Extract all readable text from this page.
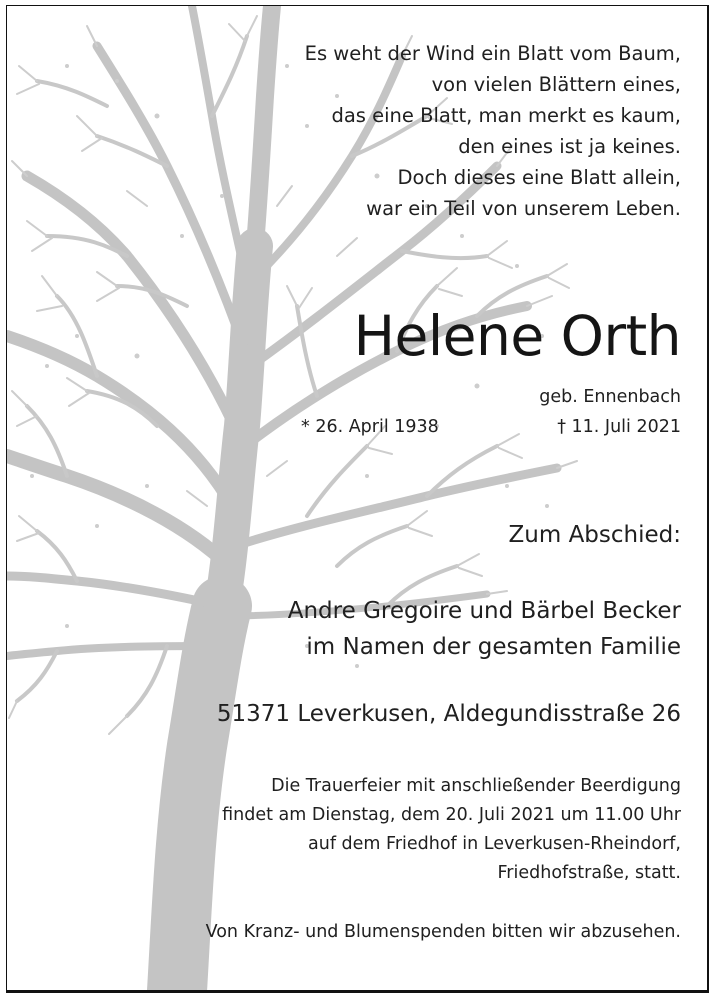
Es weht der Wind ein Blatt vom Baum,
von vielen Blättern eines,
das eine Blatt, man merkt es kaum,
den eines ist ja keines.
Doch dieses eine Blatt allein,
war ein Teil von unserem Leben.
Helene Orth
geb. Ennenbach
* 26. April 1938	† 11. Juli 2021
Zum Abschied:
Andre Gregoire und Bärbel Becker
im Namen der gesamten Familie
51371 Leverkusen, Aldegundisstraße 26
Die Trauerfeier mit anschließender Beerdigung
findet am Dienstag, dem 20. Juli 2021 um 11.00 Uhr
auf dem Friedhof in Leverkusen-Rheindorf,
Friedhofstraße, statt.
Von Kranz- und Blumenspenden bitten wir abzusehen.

------

** Challenge **
Reproduce the whole listing above word for word, but not its pictures.

** Exercise solution **
Extract all readable text from this page.
Es weht der Wind ein Blatt vom Baum,
von vielen Blättern eines,
das eine Blatt, man merkt es kaum,
den eines ist ja keines.
Doch dieses eine Blatt allein,
war ein Teil von unserem Leben.
Helene Orth
geb. Ennenbach
* 26. April 1938	† 11. Juli 2021
Zum Abschied:
Andre Gregoire und Bärbel Becker
im Namen der gesamten Familie
51371 Leverkusen, Aldegundisstraße 26
Die Trauerfeier mit anschließender Beerdigung
findet am Dienstag, dem 20. Juli 2021 um 11.00 Uhr
auf dem Friedhof in Leverkusen-Rheindorf,
Friedhofstraße, statt.
Von Kranz- und Blumenspenden bitten wir abzusehen.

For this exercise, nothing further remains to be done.